- **Short problem**: Copy every line of the listing that holds the string "probability".

------ Dataset entries ------

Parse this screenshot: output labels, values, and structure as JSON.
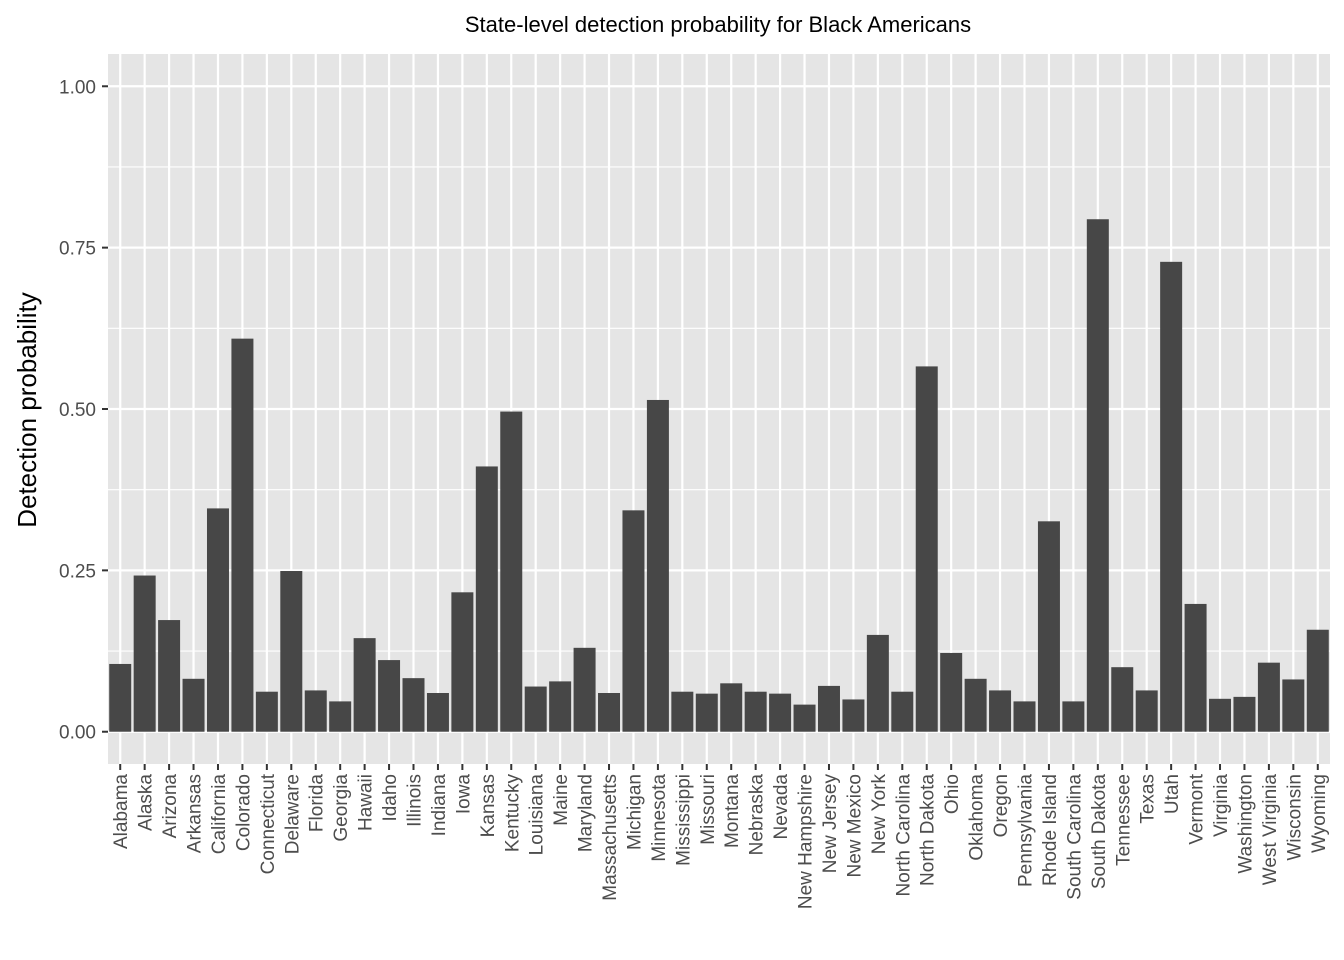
{
  "chart_data": {
    "type": "bar",
    "title": "State-level detection probability for Black Americans",
    "xlabel": "",
    "ylabel": "Detection probability",
    "ylim": [
      -0.05,
      1.05
    ],
    "yticks": [
      "0.00",
      "0.25",
      "0.50",
      "0.75",
      "1.00"
    ],
    "ytick_values": [
      0,
      0.25,
      0.5,
      0.75,
      1.0
    ],
    "grid": true,
    "legend": "none",
    "colors": {
      "bar": "#474747",
      "panel": "#e5e5e5",
      "grid": "#ffffff",
      "tick": "#4d4d4d"
    },
    "categories": [
      "Alabama",
      "Alaska",
      "Arizona",
      "Arkansas",
      "California",
      "Colorado",
      "Connecticut",
      "Delaware",
      "Florida",
      "Georgia",
      "Hawaii",
      "Idaho",
      "Illinois",
      "Indiana",
      "Iowa",
      "Kansas",
      "Kentucky",
      "Louisiana",
      "Maine",
      "Maryland",
      "Massachusetts",
      "Michigan",
      "Minnesota",
      "Mississippi",
      "Missouri",
      "Montana",
      "Nebraska",
      "Nevada",
      "New Hampshire",
      "New Jersey",
      "New Mexico",
      "New York",
      "North Carolina",
      "North Dakota",
      "Ohio",
      "Oklahoma",
      "Oregon",
      "Pennsylvania",
      "Rhode Island",
      "South Carolina",
      "South Dakota",
      "Tennessee",
      "Texas",
      "Utah",
      "Vermont",
      "Virginia",
      "Washington",
      "West Virginia",
      "Wisconsin",
      "Wyoming"
    ],
    "values": [
      0.105,
      0.242,
      0.173,
      0.082,
      0.346,
      0.609,
      0.062,
      0.249,
      0.064,
      0.047,
      0.145,
      0.111,
      0.083,
      0.06,
      0.216,
      0.411,
      0.496,
      0.07,
      0.078,
      0.13,
      0.06,
      0.343,
      0.514,
      0.062,
      0.059,
      0.075,
      0.062,
      0.059,
      0.042,
      0.071,
      0.05,
      0.15,
      0.062,
      0.566,
      0.122,
      0.082,
      0.064,
      0.047,
      0.326,
      0.047,
      0.794,
      0.1,
      0.064,
      0.728,
      0.198,
      0.051,
      0.054,
      0.107,
      0.081,
      0.158
    ]
  }
}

------

- **Reply**:
    "title": "State-level detection probability for Black Americans",
    "ylabel": "Detection probability",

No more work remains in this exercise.